* **To be done**
Count the lines below that contain the word "this". Give only the number.

(Data entries)
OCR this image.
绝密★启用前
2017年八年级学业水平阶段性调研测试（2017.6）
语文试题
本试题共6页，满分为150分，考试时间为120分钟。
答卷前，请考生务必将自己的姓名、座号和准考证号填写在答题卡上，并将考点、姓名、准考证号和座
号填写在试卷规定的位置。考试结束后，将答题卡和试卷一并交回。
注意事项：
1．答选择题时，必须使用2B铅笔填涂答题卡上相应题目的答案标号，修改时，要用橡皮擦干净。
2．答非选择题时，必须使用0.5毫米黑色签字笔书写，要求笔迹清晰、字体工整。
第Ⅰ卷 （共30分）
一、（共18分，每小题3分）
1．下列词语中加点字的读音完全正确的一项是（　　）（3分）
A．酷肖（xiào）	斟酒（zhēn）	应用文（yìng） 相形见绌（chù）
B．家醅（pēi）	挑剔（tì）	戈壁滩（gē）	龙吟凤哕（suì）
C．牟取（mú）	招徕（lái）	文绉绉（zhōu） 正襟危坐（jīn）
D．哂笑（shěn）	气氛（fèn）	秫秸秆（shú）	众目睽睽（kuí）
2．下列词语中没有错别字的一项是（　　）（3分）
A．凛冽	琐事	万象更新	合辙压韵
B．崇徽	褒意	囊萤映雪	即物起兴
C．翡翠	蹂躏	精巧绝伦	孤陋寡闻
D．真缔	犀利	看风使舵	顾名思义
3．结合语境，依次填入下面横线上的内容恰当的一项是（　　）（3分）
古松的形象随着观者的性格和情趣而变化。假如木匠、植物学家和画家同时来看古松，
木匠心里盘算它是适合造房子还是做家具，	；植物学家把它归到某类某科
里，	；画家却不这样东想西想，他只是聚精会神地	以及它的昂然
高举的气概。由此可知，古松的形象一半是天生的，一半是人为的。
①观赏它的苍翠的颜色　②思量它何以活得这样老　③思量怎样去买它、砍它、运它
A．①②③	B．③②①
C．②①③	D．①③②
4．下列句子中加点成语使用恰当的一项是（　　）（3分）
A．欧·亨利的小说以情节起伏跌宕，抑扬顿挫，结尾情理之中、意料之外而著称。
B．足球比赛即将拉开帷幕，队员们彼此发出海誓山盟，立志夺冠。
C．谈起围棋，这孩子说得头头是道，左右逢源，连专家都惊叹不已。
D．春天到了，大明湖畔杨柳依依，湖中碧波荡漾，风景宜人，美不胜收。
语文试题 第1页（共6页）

--

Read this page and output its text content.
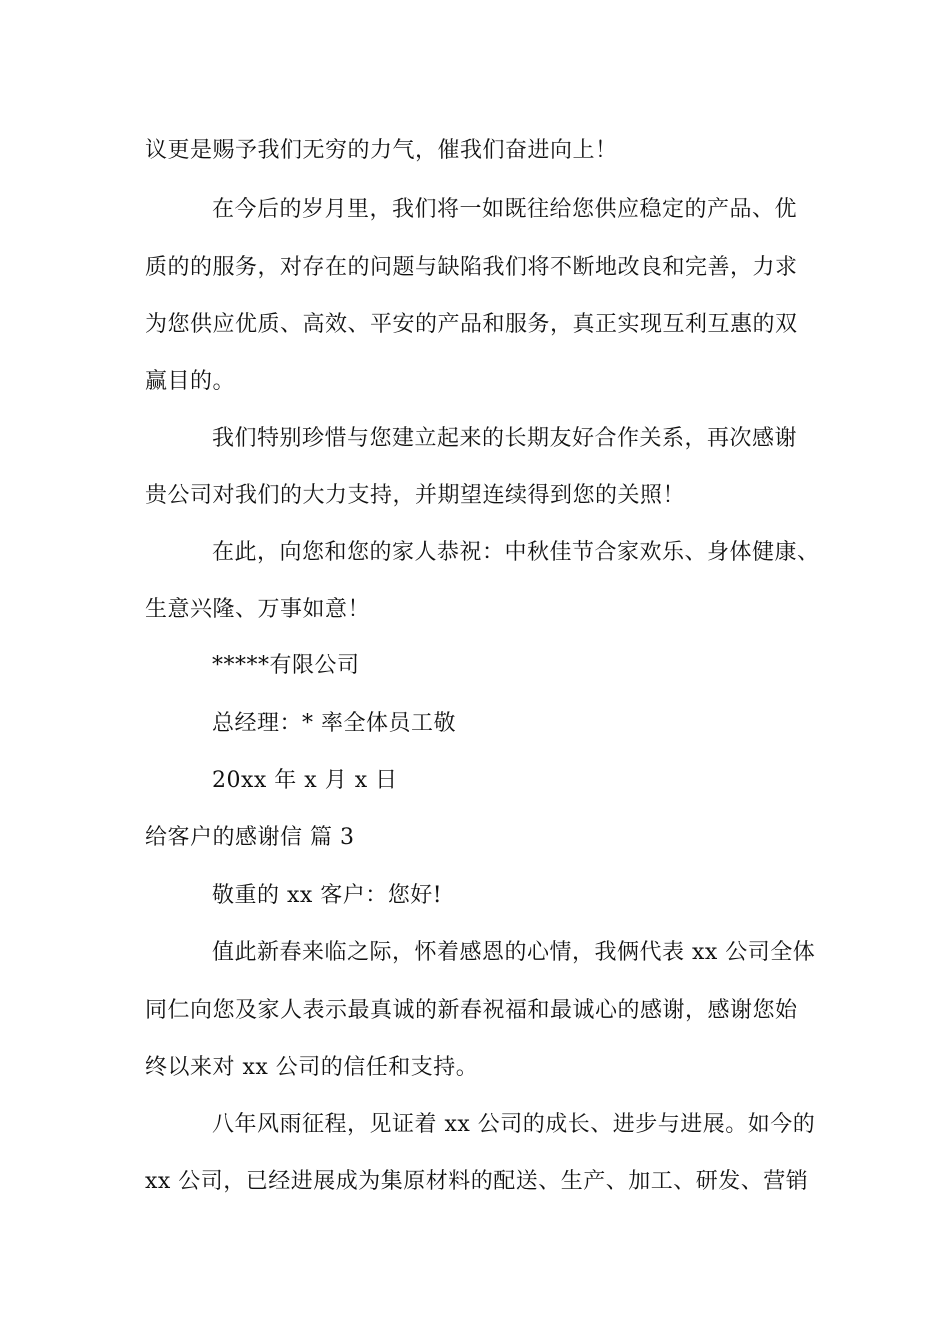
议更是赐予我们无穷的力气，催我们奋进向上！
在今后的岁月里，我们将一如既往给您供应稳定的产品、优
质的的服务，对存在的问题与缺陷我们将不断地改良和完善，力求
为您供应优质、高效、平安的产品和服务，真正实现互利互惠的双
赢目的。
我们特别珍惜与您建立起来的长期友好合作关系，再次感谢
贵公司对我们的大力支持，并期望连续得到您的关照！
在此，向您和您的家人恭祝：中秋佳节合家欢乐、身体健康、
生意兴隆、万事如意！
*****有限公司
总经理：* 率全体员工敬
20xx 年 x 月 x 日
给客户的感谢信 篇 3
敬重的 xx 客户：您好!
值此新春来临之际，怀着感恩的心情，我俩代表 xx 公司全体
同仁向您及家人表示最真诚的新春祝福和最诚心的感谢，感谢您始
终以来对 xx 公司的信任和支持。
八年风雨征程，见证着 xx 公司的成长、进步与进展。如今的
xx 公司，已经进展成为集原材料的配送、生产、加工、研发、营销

* **Result**
2